--- Start Data shown ---

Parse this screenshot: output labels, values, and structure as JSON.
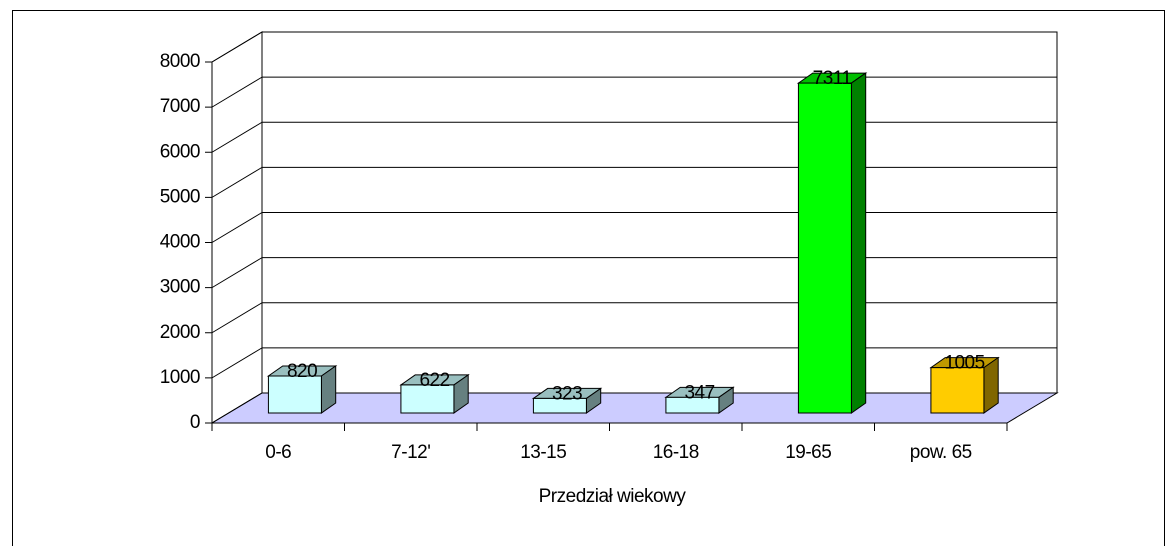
{
  "chart_data": {
    "type": "bar3d",
    "categories": [
      "0-6",
      "7-12'",
      "13-15",
      "16-18",
      "19-65",
      "pow. 65"
    ],
    "values": [
      820,
      622,
      323,
      347,
      7311,
      1005
    ],
    "colors": [
      "#ccffff",
      "#ccffff",
      "#ccffff",
      "#ccffff",
      "#00ff00",
      "#ffcc00"
    ],
    "x_label": "Przedział wiekowy",
    "ylim": [
      0,
      8000
    ],
    "yticks": [
      0,
      1000,
      2000,
      3000,
      4000,
      5000,
      6000,
      7000,
      8000
    ],
    "grid": true
  }
}
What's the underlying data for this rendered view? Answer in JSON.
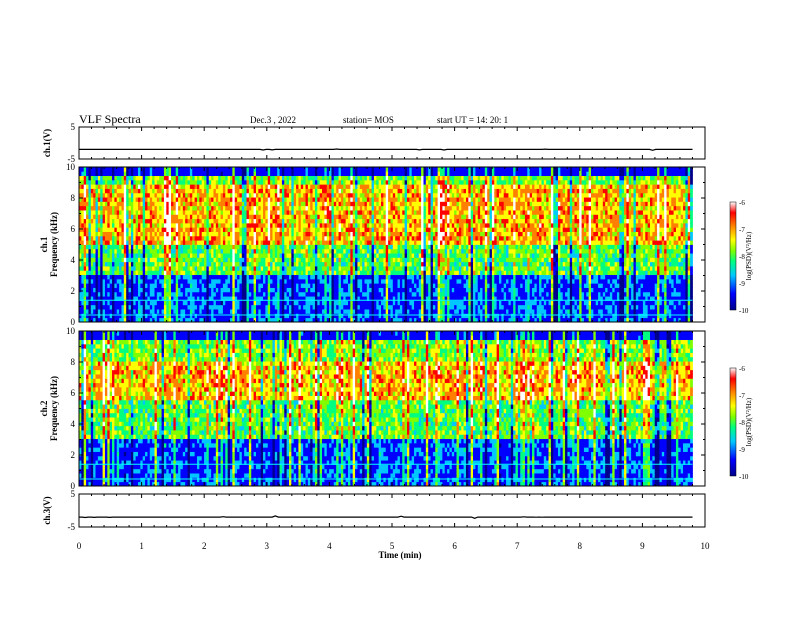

--- End Data shown ---

▶ _Task statement_: Each entry must be retyped word for word, with every image omitted.

▶ _Answer to this exercise_:
Parse this screenshot: output labels, values, and structure as JSON.
{
  "chart_data": {
    "type": "bar3d",
    "categories": [
      "0-6",
      "7-12'",
      "13-15",
      "16-18",
      "19-65",
      "pow. 65"
    ],
    "values": [
      820,
      622,
      323,
      347,
      7311,
      1005
    ],
    "colors": [
      "#ccffff",
      "#ccffff",
      "#ccffff",
      "#ccffff",
      "#00ff00",
      "#ffcc00"
    ],
    "x_label": "Przedział wiekowy",
    "ylim": [
      0,
      8000
    ],
    "yticks": [
      0,
      1000,
      2000,
      3000,
      4000,
      5000,
      6000,
      7000,
      8000
    ],
    "grid": true
  }
}
What's the underlying data for this rendered view? Answer in JSON.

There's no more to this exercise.